- _Short exercise_: Spot every line with the word "relative" and return it.

- _Extracted data_:
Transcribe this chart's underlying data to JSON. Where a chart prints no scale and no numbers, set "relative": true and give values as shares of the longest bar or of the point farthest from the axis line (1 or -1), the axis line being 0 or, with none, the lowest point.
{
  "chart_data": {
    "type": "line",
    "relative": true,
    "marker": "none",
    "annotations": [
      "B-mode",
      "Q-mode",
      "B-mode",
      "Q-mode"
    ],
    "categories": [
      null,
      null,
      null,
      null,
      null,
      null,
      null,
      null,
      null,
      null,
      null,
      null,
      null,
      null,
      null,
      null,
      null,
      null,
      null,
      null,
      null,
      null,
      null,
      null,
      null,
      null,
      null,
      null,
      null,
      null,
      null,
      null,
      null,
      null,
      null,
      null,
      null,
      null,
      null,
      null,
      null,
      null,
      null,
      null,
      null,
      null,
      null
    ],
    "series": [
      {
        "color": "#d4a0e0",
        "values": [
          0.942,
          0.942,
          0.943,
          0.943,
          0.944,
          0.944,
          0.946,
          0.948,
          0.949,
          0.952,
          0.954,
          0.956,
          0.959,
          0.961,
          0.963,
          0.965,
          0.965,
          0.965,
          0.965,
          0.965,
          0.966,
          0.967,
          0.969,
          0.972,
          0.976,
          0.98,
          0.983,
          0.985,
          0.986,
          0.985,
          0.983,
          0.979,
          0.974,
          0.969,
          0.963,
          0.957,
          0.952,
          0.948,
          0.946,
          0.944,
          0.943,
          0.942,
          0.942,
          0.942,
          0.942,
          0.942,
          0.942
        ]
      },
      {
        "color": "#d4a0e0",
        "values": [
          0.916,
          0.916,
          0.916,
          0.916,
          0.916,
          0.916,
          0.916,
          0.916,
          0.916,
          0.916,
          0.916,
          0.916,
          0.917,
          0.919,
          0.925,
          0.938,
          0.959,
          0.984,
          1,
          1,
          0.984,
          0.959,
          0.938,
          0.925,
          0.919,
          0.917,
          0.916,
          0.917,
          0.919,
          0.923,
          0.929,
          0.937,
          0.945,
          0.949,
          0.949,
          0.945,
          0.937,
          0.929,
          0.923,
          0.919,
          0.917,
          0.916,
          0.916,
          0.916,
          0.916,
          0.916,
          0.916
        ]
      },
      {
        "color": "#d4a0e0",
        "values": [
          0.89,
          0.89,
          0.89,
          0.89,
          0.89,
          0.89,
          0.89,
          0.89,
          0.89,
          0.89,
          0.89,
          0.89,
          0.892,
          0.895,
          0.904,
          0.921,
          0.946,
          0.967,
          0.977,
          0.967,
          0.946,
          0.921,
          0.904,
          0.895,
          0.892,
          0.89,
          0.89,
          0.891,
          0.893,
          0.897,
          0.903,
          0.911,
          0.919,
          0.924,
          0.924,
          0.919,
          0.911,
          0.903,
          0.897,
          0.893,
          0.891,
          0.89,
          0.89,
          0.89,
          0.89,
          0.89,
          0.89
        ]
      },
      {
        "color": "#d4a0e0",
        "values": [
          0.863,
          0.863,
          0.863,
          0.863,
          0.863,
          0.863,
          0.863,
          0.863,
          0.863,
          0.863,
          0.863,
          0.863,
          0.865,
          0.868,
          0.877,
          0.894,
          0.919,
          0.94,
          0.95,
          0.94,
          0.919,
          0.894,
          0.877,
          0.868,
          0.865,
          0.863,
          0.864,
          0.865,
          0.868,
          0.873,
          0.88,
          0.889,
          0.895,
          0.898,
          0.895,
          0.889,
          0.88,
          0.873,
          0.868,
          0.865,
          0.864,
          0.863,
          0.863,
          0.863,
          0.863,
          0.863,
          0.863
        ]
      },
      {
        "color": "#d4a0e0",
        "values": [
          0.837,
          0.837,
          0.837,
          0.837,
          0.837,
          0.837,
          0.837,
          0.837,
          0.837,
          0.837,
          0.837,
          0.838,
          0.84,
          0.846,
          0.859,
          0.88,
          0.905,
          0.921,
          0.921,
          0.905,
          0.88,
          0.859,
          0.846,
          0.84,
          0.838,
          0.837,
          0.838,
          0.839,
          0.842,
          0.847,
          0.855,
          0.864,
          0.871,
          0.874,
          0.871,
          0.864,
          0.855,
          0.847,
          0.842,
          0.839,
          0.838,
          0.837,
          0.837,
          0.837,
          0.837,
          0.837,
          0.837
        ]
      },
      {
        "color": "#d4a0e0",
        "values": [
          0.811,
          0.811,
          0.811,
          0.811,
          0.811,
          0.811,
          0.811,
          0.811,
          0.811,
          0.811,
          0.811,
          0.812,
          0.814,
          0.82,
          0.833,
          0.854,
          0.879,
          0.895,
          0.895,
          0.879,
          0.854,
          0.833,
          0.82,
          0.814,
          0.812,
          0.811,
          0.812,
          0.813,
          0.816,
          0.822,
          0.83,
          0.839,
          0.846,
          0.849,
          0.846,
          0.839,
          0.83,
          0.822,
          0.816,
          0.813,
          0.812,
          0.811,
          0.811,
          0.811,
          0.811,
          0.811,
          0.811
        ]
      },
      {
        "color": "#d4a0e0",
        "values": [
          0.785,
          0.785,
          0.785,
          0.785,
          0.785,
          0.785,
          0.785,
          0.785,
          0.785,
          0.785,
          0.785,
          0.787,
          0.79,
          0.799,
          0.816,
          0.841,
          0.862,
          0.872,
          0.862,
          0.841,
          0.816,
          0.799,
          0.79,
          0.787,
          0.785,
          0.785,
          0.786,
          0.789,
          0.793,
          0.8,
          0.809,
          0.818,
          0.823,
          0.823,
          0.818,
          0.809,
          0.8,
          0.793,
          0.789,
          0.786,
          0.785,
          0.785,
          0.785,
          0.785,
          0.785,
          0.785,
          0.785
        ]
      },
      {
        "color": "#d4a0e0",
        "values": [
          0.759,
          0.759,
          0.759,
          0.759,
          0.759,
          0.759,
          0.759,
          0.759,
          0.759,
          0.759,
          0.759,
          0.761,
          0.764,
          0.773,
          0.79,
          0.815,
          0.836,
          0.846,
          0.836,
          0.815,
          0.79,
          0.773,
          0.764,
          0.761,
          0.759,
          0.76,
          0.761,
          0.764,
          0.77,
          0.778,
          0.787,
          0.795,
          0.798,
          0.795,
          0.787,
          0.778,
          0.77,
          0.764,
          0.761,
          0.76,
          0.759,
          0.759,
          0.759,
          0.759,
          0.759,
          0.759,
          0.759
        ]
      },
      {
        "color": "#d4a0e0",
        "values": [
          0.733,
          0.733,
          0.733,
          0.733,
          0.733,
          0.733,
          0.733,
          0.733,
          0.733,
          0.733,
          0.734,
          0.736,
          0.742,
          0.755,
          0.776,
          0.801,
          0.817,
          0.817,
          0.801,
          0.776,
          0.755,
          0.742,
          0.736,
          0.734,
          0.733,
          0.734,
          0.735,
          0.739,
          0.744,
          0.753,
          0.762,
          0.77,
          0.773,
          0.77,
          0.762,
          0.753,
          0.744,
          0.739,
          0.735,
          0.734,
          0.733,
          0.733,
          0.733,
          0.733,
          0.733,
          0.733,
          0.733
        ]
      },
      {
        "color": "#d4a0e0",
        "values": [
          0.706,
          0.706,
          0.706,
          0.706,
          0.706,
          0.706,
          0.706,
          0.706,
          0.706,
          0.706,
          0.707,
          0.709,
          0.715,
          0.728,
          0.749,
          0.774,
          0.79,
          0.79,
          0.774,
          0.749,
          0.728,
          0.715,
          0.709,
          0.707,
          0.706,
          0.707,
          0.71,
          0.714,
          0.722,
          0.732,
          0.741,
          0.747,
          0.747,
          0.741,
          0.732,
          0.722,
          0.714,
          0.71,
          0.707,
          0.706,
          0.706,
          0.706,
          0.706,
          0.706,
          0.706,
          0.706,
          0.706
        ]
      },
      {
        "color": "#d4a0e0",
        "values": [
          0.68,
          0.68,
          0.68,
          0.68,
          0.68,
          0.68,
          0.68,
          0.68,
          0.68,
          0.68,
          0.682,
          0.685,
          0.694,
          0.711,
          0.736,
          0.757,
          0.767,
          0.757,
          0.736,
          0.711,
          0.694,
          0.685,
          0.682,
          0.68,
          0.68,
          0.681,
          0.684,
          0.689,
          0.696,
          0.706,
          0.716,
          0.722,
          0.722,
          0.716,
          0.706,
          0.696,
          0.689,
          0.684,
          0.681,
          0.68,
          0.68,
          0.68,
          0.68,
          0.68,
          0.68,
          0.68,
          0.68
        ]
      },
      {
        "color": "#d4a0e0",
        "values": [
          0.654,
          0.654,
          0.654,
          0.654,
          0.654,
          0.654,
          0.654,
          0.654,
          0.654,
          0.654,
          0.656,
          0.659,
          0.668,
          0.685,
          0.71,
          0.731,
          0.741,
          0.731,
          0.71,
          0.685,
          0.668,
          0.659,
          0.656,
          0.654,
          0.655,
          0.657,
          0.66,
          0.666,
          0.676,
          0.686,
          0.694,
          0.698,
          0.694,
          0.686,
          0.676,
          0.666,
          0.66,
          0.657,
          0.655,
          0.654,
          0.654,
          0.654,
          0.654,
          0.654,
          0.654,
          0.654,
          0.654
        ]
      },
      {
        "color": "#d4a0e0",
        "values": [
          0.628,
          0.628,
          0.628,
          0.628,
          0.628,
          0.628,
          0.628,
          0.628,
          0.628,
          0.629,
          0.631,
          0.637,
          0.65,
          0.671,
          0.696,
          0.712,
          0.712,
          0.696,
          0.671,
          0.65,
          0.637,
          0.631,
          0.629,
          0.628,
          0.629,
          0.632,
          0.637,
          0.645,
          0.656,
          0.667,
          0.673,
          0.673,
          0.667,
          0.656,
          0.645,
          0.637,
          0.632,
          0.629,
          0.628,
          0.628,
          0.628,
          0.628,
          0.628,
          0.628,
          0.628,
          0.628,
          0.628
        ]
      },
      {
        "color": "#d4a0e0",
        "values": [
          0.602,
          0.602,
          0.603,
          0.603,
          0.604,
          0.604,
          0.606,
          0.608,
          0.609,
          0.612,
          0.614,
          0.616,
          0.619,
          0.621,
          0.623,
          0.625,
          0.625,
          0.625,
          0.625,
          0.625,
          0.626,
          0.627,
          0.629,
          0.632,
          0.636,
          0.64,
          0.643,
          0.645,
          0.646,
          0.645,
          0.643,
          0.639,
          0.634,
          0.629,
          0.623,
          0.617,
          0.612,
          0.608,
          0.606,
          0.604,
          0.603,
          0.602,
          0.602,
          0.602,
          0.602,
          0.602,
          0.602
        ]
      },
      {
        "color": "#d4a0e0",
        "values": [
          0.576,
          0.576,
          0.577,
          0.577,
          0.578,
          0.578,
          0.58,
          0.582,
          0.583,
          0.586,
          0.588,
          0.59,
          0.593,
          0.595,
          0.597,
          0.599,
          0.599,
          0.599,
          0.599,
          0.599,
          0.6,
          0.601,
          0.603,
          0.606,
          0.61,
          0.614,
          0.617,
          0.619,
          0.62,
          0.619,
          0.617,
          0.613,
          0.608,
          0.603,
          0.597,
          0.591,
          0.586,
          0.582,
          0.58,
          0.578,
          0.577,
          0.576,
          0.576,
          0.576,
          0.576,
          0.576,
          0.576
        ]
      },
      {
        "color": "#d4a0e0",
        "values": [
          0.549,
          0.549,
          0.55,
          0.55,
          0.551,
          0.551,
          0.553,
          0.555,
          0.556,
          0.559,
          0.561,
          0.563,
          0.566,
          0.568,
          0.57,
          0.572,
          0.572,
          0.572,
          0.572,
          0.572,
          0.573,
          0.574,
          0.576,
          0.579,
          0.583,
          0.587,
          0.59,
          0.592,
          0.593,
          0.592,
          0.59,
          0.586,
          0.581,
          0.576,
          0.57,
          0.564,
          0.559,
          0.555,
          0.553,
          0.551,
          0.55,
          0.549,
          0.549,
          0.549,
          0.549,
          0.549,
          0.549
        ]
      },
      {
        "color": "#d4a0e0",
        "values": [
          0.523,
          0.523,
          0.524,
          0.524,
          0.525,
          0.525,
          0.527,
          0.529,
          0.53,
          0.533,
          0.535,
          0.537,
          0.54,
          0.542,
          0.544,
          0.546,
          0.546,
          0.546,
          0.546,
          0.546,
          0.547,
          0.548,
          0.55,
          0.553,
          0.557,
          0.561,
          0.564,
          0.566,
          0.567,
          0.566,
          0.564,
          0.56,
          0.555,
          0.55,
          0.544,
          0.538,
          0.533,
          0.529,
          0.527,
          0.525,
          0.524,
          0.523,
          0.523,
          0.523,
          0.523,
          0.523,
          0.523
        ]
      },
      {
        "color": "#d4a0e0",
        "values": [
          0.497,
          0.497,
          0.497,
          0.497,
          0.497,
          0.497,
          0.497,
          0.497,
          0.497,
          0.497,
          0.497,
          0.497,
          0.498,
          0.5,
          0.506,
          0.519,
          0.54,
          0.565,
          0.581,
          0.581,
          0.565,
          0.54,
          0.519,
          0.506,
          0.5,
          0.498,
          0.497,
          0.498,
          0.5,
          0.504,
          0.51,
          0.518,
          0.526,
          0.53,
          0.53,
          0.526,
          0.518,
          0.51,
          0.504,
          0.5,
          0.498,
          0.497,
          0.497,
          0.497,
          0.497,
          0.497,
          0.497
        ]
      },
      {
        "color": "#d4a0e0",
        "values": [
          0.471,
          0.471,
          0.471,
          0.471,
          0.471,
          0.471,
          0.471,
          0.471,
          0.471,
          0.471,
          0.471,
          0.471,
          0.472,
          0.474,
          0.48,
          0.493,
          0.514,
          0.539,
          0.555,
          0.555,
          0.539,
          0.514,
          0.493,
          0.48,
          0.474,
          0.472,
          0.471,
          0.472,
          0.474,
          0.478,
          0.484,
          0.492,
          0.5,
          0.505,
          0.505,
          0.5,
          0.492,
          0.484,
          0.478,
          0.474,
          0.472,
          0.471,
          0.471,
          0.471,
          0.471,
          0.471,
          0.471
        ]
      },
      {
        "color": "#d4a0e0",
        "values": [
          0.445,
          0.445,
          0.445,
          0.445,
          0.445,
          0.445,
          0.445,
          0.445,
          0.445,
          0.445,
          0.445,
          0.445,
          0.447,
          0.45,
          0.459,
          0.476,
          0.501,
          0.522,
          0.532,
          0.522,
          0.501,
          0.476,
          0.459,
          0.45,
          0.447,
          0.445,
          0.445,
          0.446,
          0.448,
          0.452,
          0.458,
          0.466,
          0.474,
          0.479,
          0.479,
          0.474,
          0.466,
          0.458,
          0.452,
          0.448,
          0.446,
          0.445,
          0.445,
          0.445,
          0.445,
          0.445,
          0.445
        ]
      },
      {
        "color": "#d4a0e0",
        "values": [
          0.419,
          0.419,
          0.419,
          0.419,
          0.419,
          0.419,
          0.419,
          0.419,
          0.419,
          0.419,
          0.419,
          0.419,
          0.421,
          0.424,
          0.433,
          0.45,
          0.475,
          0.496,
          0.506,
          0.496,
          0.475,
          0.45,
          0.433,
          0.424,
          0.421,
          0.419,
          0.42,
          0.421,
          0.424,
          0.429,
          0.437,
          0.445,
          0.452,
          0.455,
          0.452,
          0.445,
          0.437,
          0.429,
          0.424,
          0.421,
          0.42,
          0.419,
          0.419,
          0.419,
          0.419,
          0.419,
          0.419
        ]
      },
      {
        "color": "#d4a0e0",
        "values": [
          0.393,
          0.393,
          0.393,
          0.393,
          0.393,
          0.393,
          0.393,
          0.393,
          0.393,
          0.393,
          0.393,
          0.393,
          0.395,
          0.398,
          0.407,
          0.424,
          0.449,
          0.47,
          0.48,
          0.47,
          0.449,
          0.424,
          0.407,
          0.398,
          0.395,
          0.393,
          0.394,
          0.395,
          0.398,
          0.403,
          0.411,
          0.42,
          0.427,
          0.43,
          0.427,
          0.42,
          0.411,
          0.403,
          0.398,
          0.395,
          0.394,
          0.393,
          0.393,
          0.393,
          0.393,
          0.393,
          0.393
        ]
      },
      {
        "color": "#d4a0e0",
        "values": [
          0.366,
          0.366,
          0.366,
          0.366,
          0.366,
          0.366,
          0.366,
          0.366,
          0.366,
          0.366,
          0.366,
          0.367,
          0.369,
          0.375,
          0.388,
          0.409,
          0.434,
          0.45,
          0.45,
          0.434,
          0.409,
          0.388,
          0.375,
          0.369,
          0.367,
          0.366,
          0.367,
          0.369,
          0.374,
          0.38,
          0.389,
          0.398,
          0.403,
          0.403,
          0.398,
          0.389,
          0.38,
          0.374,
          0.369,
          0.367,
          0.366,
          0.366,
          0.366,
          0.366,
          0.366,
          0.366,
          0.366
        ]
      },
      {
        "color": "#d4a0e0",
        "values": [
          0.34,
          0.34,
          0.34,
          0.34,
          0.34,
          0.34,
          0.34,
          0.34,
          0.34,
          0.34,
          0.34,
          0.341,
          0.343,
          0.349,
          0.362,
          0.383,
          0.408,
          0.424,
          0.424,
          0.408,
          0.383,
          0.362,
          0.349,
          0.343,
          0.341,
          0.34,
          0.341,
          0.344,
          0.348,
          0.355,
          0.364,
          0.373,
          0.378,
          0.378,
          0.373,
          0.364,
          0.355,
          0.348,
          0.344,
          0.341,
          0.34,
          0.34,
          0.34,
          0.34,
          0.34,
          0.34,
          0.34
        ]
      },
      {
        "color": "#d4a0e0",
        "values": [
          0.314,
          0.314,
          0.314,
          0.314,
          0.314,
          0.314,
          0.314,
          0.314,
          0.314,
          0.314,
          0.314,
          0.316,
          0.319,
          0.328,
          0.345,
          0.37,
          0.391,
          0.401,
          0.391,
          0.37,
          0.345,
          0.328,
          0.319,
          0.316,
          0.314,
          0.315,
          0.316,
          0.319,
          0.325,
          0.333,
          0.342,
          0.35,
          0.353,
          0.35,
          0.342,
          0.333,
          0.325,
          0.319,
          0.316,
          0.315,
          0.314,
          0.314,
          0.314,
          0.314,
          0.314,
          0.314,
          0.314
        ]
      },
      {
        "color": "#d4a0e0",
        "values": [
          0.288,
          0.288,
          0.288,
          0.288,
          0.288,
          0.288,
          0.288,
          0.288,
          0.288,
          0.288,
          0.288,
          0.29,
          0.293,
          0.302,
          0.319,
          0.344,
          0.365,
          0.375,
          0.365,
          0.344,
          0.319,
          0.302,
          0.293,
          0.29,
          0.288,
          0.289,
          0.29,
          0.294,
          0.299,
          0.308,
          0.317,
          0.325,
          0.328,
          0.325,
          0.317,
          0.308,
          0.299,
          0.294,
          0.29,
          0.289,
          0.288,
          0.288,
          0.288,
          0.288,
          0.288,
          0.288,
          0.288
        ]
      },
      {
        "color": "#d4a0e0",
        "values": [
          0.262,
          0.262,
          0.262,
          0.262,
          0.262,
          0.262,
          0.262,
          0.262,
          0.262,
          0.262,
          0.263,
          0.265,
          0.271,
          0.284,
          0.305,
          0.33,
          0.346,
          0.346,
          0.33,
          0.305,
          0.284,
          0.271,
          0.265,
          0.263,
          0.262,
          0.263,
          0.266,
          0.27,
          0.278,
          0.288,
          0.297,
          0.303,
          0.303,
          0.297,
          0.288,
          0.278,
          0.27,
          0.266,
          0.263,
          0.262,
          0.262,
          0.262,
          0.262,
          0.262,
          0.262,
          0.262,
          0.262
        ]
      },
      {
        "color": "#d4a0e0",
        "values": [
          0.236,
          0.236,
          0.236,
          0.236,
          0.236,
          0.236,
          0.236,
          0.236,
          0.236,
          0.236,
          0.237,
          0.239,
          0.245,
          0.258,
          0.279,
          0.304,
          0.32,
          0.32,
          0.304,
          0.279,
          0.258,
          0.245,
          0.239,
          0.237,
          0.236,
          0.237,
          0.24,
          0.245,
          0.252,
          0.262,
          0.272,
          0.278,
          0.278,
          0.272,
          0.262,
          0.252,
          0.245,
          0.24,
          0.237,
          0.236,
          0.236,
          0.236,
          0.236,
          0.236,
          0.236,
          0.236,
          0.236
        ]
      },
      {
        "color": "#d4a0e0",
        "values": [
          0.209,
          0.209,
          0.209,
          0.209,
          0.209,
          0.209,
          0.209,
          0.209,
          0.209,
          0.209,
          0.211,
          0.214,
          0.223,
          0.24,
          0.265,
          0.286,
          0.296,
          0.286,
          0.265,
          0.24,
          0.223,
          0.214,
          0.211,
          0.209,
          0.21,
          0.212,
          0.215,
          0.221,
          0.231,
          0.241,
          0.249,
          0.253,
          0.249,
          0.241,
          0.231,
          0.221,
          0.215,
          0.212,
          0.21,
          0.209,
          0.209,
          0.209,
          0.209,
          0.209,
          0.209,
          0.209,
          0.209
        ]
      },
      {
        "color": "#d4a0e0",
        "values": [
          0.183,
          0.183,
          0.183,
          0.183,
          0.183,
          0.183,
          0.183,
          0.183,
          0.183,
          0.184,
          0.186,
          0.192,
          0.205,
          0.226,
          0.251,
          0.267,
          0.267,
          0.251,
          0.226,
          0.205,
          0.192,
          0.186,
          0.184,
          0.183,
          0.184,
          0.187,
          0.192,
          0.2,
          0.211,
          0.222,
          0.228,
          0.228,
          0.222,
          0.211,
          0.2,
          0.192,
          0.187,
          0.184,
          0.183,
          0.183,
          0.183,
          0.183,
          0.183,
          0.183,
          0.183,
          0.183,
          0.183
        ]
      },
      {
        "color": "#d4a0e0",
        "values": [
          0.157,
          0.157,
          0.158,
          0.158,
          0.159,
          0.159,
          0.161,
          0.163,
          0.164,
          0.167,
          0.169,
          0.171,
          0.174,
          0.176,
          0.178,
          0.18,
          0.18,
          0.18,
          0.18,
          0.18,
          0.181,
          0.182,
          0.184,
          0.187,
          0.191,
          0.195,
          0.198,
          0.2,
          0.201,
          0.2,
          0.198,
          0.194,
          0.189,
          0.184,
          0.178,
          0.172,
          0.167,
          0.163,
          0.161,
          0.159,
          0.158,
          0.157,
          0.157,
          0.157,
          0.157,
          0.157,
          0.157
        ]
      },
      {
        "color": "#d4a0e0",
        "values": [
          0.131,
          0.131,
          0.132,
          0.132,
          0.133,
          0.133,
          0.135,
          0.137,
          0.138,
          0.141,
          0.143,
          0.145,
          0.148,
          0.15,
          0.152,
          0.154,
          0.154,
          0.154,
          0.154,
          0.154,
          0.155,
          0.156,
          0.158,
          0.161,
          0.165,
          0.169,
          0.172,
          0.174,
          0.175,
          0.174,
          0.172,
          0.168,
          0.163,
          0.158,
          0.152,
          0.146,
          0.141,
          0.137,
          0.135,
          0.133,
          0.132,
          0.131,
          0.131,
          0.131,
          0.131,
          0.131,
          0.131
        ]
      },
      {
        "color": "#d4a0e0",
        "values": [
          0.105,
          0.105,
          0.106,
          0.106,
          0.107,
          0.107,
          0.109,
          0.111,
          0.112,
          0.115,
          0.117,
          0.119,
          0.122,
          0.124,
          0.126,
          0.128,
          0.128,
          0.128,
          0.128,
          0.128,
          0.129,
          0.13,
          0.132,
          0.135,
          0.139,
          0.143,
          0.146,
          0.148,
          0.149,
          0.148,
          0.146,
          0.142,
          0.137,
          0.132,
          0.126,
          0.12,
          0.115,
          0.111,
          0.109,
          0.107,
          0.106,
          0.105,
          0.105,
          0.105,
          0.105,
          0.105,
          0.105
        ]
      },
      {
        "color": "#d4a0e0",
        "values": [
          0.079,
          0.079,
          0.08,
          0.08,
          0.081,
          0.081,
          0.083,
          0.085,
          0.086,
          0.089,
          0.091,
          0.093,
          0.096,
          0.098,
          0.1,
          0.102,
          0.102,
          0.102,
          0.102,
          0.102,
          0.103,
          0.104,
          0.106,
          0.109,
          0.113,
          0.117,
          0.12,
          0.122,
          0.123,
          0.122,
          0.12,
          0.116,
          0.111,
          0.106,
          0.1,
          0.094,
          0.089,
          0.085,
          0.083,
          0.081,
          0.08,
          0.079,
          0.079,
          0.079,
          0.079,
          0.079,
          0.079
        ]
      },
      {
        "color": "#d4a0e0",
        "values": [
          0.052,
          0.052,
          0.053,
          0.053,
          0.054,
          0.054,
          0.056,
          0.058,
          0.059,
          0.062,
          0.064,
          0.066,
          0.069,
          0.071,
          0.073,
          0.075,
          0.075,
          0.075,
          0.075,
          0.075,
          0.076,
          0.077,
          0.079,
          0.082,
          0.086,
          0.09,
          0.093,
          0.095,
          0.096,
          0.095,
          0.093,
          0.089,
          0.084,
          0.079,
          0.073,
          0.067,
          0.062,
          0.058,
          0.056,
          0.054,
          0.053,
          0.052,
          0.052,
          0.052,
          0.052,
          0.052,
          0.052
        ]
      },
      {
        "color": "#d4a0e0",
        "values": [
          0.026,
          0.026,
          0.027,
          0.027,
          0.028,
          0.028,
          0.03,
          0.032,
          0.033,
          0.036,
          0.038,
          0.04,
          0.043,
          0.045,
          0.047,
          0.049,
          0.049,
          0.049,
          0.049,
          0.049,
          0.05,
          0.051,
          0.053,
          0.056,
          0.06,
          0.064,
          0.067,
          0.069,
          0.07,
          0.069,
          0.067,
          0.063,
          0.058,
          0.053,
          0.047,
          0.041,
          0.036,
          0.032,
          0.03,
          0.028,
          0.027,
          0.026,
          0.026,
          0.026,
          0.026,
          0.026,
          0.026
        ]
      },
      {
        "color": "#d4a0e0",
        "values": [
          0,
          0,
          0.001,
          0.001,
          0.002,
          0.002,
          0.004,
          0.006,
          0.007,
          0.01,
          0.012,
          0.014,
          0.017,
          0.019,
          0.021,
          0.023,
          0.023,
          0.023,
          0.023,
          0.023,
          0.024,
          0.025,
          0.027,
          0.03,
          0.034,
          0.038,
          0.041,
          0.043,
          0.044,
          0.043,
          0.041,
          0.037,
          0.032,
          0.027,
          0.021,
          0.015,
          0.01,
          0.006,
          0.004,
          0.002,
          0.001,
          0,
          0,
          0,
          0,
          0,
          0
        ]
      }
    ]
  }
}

- _Answer to this exercise_:
Transcribe this chart's underlying data to JSON. Where a chart prints no scale and no numbers, set "relative": true and give values as shares of the longest bar or of the point farthest from the axis line (1 or -1), the axis line being 0 or, with none, the lowest point.
    "relative": true,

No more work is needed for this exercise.